TASK PROMPT: Please rewrite the rows as a numbered list, beginning at the first row and stopping after the one that contains "page-title: Welcome to". Leave out any blank lines.

ENTRIES SUPPLIED:

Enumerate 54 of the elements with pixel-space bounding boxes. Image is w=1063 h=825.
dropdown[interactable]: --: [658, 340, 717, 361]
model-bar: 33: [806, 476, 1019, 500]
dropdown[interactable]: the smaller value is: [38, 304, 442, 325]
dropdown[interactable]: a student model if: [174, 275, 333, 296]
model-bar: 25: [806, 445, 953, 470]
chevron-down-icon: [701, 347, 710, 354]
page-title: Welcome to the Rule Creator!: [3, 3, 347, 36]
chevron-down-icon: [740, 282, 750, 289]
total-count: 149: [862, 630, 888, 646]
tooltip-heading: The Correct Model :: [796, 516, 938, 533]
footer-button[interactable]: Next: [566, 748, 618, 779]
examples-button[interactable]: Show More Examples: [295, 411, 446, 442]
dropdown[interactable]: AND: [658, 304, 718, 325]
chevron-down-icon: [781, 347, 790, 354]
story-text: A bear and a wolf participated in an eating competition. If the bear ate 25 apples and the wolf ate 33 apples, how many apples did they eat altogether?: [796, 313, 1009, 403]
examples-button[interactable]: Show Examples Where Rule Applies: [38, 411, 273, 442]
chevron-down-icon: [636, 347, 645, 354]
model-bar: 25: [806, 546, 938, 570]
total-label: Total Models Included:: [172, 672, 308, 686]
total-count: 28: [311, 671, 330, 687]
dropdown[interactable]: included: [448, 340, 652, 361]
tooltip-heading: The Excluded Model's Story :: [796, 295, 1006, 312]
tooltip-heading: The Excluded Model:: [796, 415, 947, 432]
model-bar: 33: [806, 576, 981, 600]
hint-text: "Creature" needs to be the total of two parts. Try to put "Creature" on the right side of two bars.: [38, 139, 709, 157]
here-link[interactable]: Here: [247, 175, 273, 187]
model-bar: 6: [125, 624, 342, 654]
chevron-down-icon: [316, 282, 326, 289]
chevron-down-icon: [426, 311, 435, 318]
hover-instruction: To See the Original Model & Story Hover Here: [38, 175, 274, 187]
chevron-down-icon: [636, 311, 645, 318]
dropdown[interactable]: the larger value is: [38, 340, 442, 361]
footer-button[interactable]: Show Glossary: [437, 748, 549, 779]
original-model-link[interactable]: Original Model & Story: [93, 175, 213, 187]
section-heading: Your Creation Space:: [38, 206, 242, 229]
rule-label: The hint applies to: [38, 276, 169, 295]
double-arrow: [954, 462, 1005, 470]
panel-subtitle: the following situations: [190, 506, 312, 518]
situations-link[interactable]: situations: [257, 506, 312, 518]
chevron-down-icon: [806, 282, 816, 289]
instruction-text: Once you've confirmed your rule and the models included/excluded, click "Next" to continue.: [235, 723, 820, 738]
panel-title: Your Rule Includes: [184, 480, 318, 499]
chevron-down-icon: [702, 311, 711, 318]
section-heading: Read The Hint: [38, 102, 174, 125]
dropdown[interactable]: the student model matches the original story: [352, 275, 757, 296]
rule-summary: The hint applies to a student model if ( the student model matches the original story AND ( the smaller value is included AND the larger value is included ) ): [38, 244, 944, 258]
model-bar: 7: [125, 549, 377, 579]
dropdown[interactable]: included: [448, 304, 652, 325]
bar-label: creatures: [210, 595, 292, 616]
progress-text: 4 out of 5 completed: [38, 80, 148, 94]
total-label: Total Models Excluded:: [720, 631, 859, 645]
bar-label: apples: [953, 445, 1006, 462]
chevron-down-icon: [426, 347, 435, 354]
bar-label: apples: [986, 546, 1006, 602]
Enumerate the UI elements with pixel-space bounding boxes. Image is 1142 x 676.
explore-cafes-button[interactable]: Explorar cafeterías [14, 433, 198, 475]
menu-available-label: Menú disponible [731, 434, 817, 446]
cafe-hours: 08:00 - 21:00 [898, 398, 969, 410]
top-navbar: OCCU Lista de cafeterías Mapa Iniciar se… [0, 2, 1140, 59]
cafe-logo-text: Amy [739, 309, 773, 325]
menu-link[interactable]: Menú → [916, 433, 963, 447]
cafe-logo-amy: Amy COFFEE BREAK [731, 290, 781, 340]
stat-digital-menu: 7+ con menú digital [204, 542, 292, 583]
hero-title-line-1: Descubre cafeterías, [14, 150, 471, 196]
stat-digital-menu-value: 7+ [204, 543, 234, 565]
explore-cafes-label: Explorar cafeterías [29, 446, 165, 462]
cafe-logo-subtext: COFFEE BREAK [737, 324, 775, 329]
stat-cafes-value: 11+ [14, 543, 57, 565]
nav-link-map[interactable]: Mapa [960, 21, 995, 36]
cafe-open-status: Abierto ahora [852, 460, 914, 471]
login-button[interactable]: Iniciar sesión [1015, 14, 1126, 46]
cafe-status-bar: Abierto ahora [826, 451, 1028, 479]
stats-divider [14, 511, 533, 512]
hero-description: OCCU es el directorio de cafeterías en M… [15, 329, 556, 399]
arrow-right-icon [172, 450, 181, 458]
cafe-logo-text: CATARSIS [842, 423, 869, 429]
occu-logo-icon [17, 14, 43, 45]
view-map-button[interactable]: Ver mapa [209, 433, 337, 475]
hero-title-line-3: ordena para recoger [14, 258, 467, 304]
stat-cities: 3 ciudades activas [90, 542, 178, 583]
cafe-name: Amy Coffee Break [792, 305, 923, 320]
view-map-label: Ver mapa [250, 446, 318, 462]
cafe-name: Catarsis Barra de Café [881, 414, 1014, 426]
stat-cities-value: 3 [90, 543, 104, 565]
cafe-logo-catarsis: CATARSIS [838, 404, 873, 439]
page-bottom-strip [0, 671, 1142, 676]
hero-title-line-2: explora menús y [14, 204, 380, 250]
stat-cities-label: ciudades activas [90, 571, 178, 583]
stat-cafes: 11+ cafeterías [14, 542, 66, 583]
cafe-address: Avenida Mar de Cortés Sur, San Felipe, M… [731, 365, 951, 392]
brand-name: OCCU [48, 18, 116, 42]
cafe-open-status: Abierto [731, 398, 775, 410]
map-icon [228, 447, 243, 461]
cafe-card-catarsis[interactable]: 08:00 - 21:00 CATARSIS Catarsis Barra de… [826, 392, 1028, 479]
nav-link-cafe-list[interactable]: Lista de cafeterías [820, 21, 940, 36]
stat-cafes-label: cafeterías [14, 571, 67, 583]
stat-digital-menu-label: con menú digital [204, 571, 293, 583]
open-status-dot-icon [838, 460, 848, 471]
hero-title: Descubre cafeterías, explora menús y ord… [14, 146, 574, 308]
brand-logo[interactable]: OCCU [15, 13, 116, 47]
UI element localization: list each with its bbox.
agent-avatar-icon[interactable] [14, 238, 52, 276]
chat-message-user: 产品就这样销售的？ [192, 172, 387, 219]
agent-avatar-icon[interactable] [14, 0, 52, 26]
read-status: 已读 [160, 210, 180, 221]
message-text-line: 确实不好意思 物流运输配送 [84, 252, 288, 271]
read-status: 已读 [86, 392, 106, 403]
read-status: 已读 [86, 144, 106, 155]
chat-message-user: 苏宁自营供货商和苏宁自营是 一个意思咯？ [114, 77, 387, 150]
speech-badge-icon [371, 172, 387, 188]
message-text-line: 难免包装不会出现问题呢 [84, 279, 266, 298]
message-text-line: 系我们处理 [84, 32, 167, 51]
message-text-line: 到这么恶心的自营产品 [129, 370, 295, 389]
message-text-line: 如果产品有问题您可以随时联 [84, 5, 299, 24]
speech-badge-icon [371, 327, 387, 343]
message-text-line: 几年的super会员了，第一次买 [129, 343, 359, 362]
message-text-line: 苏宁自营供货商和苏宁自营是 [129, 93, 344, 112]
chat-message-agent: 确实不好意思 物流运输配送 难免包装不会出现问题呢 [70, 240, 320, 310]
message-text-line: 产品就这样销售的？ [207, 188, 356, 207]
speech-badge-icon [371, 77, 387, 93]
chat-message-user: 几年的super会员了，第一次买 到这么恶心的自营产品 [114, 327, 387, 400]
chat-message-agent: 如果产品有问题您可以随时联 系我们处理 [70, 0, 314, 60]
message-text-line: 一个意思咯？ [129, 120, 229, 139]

WRITTEN ANSWER:
1. Enumerate 54 of the elements with pixel-space bounding boxes. Image is w=1063 h=825.
2. dropdown[interactable]: --: [658, 340, 717, 361]
3. model-bar: 33: [806, 476, 1019, 500]
4. dropdown[interactable]: the smaller value is: [38, 304, 442, 325]
5. dropdown[interactable]: a student model if: [174, 275, 333, 296]
6. model-bar: 25: [806, 445, 953, 470]
7. chevron-down-icon: [701, 347, 710, 354]
8. page-title: Welcome to the Rule Creator!: [3, 3, 347, 36]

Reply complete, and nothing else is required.